*Given instruction*: Each entry below should be written out exactly as it is, with no pictures.

-- START OF Supplied records --

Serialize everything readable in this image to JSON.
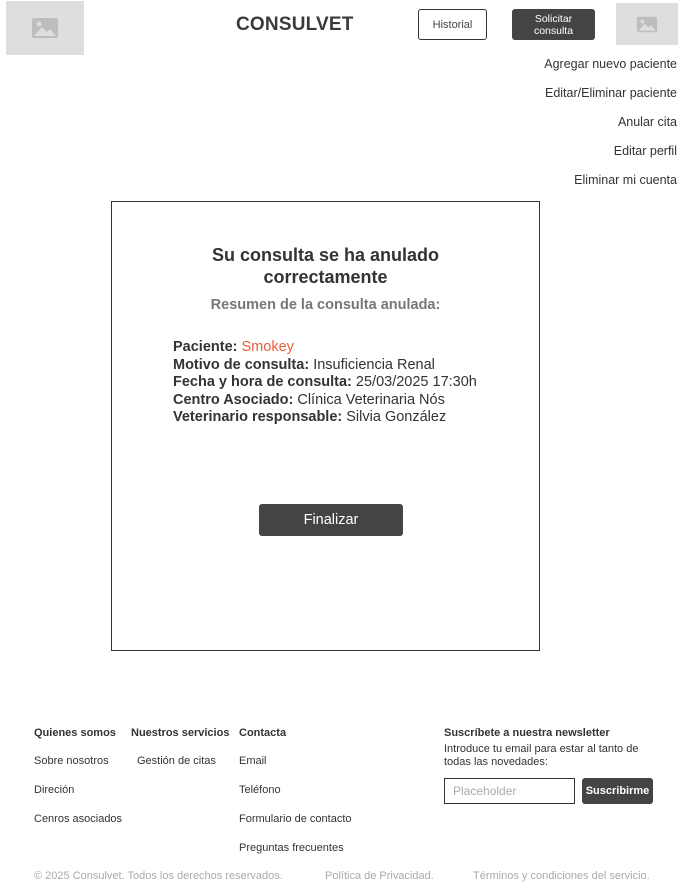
{
  "header": {
    "logo_icon": "image-placeholder-icon",
    "brand": "CONSULVET",
    "history_button": "Historial",
    "request_button": "Solicitar\nconsulta",
    "avatar_icon": "image-placeholder-icon"
  },
  "side_menu": {
    "items": [
      {
        "label": "Agregar nuevo paciente"
      },
      {
        "label": "Editar/Eliminar paciente"
      },
      {
        "label": "Anular cita"
      },
      {
        "label": "Editar perfil"
      },
      {
        "label": "Eliminar mi cuenta"
      }
    ]
  },
  "confirmation": {
    "title": "Su consulta se ha anulado correctamente",
    "subtitle": "Resumen de la consulta anulada:",
    "details": [
      {
        "label": "Paciente:",
        "value": "Smokey"
      },
      {
        "label": "Motivo de consulta:",
        "value": "Insuficiencia Renal"
      },
      {
        "label": "Fecha y hora de consulta:",
        "value": "25/03/2025 17:30h"
      },
      {
        "label": "Centro Asociado:",
        "value": "Clínica Veterinaria Nós"
      },
      {
        "label": "Veterinario responsable:",
        "value": "Silvia González"
      }
    ],
    "finish_button": "Finalizar"
  },
  "footer": {
    "about": {
      "title": "Quienes somos",
      "links": [
        "Sobre nosotros",
        "Direción",
        "Cenros asociados"
      ]
    },
    "services": {
      "title": "Nuestros servicios",
      "links": [
        "Gestión de citas"
      ]
    },
    "contact": {
      "title": "Contacta",
      "links": [
        "Email",
        "Teléfono",
        "Formulario de contacto",
        "Preguntas frecuentes"
      ]
    },
    "newsletter": {
      "title": "Suscríbete a nuestra newsletter",
      "text": "Introduce tu email para estar al tanto de todas las novedades:",
      "placeholder": "Placeholder",
      "button": "Suscribirme"
    },
    "copyright": "© 2025 Consulvet. Todos los derechos reservados.",
    "privacy": "Política de Privacidad.",
    "terms": "Términos y condiciones del servicio."
  },
  "colors": {
    "accent": "#e8603c",
    "dark_button": "#444444",
    "placeholder_bg": "#dedede"
  }
}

-- END OF Supplied records --

*Output*:
Serialize everything readable in this image to JSON.
{
  "header": {
    "logo_icon": "image-placeholder-icon",
    "brand": "CONSULVET",
    "history_button": "Historial",
    "request_button": "Solicitar\nconsulta",
    "avatar_icon": "image-placeholder-icon"
  },
  "side_menu": {
    "items": [
      {
        "label": "Agregar nuevo paciente"
      },
      {
        "label": "Editar/Eliminar paciente"
      },
      {
        "label": "Anular cita"
      },
      {
        "label": "Editar perfil"
      },
      {
        "label": "Eliminar mi cuenta"
      }
    ]
  },
  "confirmation": {
    "title": "Su consulta se ha anulado correctamente",
    "subtitle": "Resumen de la consulta anulada:",
    "details": [
      {
        "label": "Paciente:",
        "value": "Smokey"
      },
      {
        "label": "Motivo de consulta:",
        "value": "Insuficiencia Renal"
      },
      {
        "label": "Fecha y hora de consulta:",
        "value": "25/03/2025 17:30h"
      },
      {
        "label": "Centro Asociado:",
        "value": "Clínica Veterinaria Nós"
      },
      {
        "label": "Veterinario responsable:",
        "value": "Silvia González"
      }
    ],
    "finish_button": "Finalizar"
  },
  "footer": {
    "about": {
      "title": "Quienes somos",
      "links": [
        "Sobre nosotros",
        "Direción",
        "Cenros asociados"
      ]
    },
    "services": {
      "title": "Nuestros servicios",
      "links": [
        "Gestión de citas"
      ]
    },
    "contact": {
      "title": "Contacta",
      "links": [
        "Email",
        "Teléfono",
        "Formulario de contacto",
        "Preguntas frecuentes"
      ]
    },
    "newsletter": {
      "title": "Suscríbete a nuestra newsletter",
      "text": "Introduce tu email para estar al tanto de todas las novedades:",
      "placeholder": "Placeholder",
      "button": "Suscribirme"
    },
    "copyright": "© 2025 Consulvet. Todos los derechos reservados.",
    "privacy": "Política de Privacidad.",
    "terms": "Términos y condiciones del servicio."
  },
  "colors": {
    "accent": "#e8603c",
    "dark_button": "#444444",
    "placeholder_bg": "#dedede"
  }
}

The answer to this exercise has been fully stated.